## Data for processing:
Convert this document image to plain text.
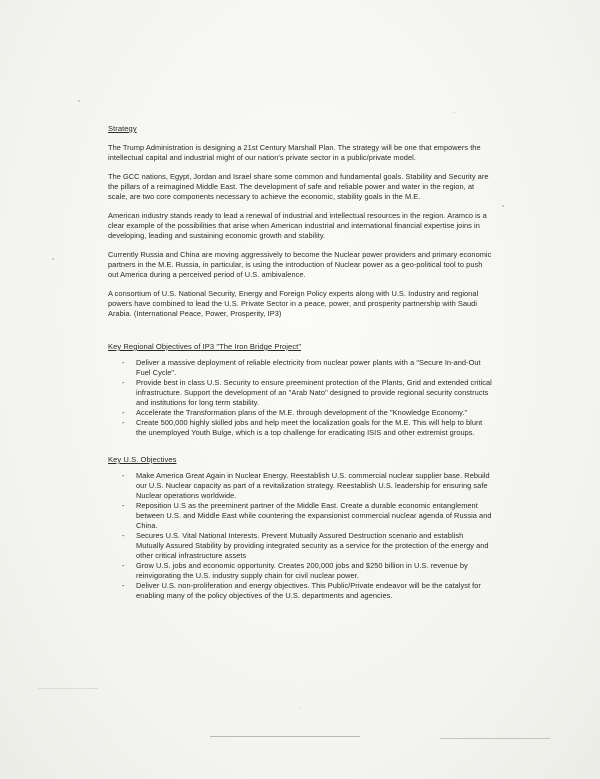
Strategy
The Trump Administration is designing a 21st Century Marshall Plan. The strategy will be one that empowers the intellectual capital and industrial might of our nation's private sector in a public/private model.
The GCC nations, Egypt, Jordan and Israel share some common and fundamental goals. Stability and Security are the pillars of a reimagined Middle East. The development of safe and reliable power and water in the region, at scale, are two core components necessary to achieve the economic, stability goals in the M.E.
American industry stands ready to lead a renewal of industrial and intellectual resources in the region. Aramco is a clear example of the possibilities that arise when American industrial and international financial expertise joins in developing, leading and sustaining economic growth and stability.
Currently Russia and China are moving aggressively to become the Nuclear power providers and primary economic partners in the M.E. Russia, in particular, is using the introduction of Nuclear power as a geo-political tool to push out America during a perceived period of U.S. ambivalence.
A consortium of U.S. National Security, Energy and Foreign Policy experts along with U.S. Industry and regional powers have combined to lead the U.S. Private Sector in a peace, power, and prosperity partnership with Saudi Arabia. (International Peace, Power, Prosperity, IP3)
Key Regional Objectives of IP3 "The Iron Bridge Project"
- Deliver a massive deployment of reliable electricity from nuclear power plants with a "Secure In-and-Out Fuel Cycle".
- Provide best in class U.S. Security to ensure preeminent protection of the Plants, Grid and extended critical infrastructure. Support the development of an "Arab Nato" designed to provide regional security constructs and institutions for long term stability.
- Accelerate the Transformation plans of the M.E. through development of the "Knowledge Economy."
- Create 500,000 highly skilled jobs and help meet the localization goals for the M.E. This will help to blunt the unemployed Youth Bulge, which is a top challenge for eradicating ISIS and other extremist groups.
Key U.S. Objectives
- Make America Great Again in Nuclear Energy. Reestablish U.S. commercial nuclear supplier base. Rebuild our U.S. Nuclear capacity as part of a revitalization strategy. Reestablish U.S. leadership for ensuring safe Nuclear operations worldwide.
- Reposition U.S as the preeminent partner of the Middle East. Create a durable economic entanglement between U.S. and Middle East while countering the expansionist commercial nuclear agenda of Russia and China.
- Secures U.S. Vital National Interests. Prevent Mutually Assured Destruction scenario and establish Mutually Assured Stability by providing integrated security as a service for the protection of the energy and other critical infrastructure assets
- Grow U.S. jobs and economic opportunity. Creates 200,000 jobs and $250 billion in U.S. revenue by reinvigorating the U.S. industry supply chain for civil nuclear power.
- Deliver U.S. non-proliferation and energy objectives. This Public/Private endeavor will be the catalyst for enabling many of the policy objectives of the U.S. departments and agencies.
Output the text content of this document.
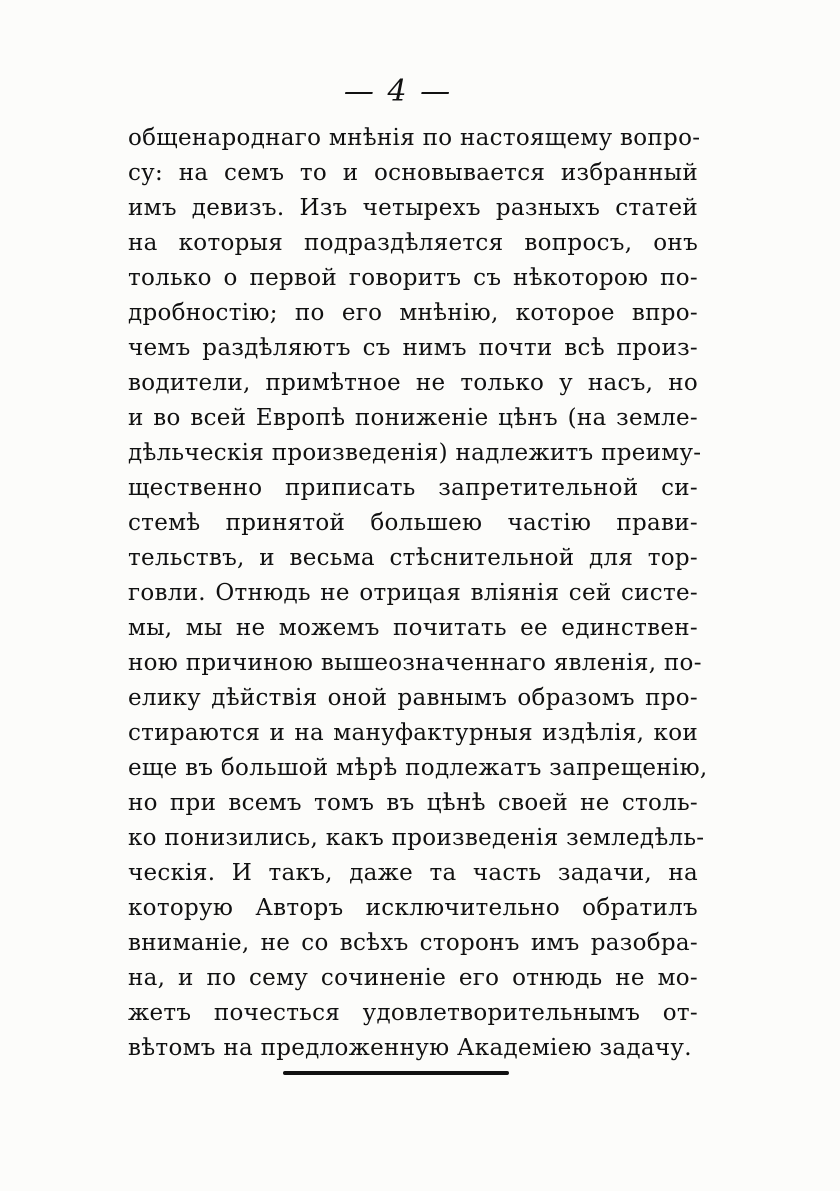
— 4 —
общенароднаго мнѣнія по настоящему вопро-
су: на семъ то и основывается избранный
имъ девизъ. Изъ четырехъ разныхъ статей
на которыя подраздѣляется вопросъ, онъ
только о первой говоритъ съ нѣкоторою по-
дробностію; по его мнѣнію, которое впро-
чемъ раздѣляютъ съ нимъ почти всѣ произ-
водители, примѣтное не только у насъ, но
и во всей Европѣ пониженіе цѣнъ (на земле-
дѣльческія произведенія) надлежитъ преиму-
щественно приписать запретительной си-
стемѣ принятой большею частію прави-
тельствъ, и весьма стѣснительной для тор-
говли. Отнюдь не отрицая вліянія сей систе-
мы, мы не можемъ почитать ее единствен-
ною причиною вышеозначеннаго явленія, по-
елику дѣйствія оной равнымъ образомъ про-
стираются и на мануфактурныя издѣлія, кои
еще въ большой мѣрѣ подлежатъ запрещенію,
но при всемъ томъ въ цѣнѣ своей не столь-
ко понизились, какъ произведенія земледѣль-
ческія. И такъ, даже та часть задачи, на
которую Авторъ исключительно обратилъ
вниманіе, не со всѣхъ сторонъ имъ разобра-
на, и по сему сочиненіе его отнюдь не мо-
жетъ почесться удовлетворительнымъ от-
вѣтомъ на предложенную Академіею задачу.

## Goal:
Set the data above down again exactly as given, with no pictures.

## Written reply:
Convert this document image to plain text.
Strategy
The Trump Administration is designing a 21st Century Marshall Plan. The strategy will be one that empowers the intellectual capital and industrial might of our nation's private sector in a public/private model.
The GCC nations, Egypt, Jordan and Israel share some common and fundamental goals. Stability and Security are the pillars of a reimagined Middle East. The development of safe and reliable power and water in the region, at scale, are two core components necessary to achieve the economic, stability goals in the M.E.
American industry stands ready to lead a renewal of industrial and intellectual resources in the region. Aramco is a clear example of the possibilities that arise when American industrial and international financial expertise joins in developing, leading and sustaining economic growth and stability.
Currently Russia and China are moving aggressively to become the Nuclear power providers and primary economic partners in the M.E. Russia, in particular, is using the introduction of Nuclear power as a geo-political tool to push out America during a perceived period of U.S. ambivalence.
A consortium of U.S. National Security, Energy and Foreign Policy experts along with U.S. Industry and regional powers have combined to lead the U.S. Private Sector in a peace, power, and prosperity partnership with Saudi Arabia. (International Peace, Power, Prosperity, IP3)
Key Regional Objectives of IP3 "The Iron Bridge Project"
- Deliver a massive deployment of reliable electricity from nuclear power plants with a "Secure In-and-Out Fuel Cycle".
- Provide best in class U.S. Security to ensure preeminent protection of the Plants, Grid and extended critical infrastructure. Support the development of an "Arab Nato" designed to provide regional security constructs and institutions for long term stability.
- Accelerate the Transformation plans of the M.E. through development of the "Knowledge Economy."
- Create 500,000 highly skilled jobs and help meet the localization goals for the M.E. This will help to blunt the unemployed Youth Bulge, which is a top challenge for eradicating ISIS and other extremist groups.
Key U.S. Objectives
- Make America Great Again in Nuclear Energy. Reestablish U.S. commercial nuclear supplier base. Rebuild our U.S. Nuclear capacity as part of a revitalization strategy. Reestablish U.S. leadership for ensuring safe Nuclear operations worldwide.
- Reposition U.S as the preeminent partner of the Middle East. Create a durable economic entanglement between U.S. and Middle East while countering the expansionist commercial nuclear agenda of Russia and China.
- Secures U.S. Vital National Interests. Prevent Mutually Assured Destruction scenario and establish Mutually Assured Stability by providing integrated security as a service for the protection of the energy and other critical infrastructure assets
- Grow U.S. jobs and economic opportunity. Creates 200,000 jobs and $250 billion in U.S. revenue by reinvigorating the U.S. industry supply chain for civil nuclear power.
- Deliver U.S. non-proliferation and energy objectives. This Public/Private endeavor will be the catalyst for enabling many of the policy objectives of the U.S. departments and agencies.
Output the text content of this document.
— 4 —
общенароднаго мнѣнія по настоящему вопро-
су: на семъ то и основывается избранный
имъ девизъ. Изъ четырехъ разныхъ статей
на которыя подраздѣляется вопросъ, онъ
только о первой говоритъ съ нѣкоторою по-
дробностію; по его мнѣнію, которое впро-
чемъ раздѣляютъ съ нимъ почти всѣ произ-
водители, примѣтное не только у насъ, но
и во всей Европѣ пониженіе цѣнъ (на земле-
дѣльческія произведенія) надлежитъ преиму-
щественно приписать запретительной си-
стемѣ принятой большею частію прави-
тельствъ, и весьма стѣснительной для тор-
говли. Отнюдь не отрицая вліянія сей систе-
мы, мы не можемъ почитать ее единствен-
ною причиною вышеозначеннаго явленія, по-
елику дѣйствія оной равнымъ образомъ про-
стираются и на мануфактурныя издѣлія, кои
еще въ большой мѣрѣ подлежатъ запрещенію,
но при всемъ томъ въ цѣнѣ своей не столь-
ко понизились, какъ произведенія земледѣль-
ческія. И такъ, даже та часть задачи, на
которую Авторъ исключительно обратилъ
вниманіе, не со всѣхъ сторонъ имъ разобра-
на, и по сему сочиненіе его отнюдь не мо-
жетъ почесться удовлетворительнымъ от-
вѣтомъ на предложенную Академіею задачу.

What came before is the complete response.